### Your goal
Copy each line in which the string "image" occurs.

(Figure data in JSON)
————————

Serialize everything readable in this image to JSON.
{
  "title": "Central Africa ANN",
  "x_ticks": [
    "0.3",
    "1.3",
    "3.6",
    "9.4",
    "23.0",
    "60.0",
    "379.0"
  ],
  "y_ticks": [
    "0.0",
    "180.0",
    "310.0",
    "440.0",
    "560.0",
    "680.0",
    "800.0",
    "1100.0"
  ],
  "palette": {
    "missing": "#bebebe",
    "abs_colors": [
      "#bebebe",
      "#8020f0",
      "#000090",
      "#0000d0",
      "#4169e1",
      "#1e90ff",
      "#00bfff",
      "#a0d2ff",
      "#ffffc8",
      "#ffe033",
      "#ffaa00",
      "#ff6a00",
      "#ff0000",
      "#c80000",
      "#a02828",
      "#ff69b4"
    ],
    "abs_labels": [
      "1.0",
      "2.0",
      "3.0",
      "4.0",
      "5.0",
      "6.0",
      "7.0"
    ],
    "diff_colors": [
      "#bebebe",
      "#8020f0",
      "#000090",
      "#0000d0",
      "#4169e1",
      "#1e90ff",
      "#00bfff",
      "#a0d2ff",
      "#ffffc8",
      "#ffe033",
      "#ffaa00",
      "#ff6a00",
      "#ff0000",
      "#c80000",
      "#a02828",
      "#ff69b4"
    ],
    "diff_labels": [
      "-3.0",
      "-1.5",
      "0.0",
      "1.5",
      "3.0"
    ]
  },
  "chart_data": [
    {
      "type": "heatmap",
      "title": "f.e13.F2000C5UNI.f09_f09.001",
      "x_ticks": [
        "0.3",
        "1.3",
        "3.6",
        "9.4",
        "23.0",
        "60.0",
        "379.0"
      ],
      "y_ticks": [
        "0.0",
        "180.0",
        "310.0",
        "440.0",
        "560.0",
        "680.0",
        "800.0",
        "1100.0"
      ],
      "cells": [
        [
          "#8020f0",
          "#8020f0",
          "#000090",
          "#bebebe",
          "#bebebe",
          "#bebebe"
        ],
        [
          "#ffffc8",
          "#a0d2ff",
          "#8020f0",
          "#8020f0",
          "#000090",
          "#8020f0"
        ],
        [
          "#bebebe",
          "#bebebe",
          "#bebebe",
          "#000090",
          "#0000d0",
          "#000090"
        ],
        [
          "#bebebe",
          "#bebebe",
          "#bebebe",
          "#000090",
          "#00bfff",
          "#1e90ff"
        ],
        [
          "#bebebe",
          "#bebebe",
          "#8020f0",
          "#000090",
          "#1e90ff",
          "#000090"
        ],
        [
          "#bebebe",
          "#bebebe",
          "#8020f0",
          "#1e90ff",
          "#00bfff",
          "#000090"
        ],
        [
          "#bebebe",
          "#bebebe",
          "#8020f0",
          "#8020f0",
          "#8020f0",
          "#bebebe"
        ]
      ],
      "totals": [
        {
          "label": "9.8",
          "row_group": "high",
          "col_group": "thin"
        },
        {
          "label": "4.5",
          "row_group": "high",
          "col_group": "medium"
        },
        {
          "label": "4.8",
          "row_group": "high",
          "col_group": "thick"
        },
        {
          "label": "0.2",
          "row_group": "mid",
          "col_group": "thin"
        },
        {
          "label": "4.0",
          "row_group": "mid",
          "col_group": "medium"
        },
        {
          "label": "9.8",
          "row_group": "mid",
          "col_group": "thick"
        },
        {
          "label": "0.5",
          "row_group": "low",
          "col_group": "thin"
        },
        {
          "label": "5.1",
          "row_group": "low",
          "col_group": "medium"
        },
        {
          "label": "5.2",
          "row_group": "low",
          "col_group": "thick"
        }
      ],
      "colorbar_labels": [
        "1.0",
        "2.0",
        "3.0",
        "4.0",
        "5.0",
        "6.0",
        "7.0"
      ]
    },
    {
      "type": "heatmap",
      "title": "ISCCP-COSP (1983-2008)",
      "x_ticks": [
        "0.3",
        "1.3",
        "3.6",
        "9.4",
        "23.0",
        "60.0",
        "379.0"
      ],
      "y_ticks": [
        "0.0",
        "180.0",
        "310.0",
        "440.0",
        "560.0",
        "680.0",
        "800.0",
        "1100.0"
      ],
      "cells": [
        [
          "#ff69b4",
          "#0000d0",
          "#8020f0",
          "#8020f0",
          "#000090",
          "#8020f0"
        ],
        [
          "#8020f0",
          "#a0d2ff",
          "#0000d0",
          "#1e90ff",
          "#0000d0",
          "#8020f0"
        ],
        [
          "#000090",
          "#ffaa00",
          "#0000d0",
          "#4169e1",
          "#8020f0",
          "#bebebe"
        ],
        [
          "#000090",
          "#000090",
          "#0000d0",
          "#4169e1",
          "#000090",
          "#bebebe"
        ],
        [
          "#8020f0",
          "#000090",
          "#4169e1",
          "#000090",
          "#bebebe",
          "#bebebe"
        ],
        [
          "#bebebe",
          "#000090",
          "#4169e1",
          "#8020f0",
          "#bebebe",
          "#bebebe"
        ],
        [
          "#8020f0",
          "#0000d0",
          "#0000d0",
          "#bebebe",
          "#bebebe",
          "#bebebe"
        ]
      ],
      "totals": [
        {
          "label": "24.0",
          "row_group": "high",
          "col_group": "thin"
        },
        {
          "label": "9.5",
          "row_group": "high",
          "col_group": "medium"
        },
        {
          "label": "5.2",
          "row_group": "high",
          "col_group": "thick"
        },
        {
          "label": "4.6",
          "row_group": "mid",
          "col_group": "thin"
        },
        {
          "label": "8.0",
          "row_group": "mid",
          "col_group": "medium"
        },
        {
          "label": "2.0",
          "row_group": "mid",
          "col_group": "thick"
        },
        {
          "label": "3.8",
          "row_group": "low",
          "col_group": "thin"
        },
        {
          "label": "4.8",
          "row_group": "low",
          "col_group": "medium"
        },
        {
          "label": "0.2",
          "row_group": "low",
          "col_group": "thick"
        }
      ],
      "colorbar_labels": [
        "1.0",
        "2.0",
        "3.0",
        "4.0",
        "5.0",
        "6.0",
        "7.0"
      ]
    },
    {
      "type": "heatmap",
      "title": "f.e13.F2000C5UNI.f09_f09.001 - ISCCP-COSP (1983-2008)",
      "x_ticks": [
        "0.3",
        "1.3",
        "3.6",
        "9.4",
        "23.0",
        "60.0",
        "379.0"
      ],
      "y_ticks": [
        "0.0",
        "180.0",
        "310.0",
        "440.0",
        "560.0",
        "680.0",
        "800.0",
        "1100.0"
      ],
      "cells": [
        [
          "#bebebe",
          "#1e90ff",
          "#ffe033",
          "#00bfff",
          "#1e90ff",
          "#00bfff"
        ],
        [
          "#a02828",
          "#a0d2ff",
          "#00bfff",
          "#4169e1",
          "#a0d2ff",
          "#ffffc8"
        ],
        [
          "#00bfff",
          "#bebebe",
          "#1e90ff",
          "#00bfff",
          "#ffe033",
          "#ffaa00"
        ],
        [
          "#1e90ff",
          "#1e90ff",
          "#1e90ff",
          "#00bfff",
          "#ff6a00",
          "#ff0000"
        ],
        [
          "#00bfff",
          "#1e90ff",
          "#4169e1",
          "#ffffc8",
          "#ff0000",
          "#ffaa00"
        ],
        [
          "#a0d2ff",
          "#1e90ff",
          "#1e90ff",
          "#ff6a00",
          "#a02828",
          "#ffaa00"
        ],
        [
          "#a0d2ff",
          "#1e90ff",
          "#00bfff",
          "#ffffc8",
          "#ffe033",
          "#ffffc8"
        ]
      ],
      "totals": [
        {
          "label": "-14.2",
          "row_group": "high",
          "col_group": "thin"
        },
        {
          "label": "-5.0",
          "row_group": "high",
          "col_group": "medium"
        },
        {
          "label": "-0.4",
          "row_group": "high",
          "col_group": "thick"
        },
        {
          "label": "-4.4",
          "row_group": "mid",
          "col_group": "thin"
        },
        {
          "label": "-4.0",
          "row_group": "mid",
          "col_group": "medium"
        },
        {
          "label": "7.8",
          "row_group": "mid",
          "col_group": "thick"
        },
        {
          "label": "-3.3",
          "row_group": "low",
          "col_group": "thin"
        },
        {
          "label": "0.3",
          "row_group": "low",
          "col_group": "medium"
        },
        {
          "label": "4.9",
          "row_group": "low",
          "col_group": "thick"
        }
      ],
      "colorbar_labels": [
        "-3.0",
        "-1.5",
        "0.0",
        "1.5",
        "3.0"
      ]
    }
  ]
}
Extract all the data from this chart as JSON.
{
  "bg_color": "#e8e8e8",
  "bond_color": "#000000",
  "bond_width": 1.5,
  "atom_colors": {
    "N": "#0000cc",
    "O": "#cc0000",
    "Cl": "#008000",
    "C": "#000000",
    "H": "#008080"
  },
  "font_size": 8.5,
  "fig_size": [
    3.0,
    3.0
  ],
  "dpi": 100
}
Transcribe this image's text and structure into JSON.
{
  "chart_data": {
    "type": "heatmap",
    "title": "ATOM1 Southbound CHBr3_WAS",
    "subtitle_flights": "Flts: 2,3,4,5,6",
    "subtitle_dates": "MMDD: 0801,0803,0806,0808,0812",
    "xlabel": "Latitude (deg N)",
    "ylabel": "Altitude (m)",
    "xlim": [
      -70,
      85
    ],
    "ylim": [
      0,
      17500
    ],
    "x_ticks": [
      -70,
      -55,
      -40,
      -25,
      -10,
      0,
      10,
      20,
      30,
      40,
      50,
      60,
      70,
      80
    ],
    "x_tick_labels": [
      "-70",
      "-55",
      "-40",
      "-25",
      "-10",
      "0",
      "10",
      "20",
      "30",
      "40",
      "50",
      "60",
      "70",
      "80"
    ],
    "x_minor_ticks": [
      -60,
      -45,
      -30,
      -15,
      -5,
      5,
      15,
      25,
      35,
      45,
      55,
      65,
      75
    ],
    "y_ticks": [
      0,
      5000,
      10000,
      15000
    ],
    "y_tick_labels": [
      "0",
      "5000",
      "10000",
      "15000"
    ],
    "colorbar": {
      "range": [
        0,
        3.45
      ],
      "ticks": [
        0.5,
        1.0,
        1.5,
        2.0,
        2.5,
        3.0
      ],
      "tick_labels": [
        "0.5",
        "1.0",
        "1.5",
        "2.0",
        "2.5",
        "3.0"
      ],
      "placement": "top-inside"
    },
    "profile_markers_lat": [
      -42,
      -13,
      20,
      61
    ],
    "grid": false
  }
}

————————

### Reply
Serialize everything readable in this image to JSON.
Transcribe this image's text and structure into JSON.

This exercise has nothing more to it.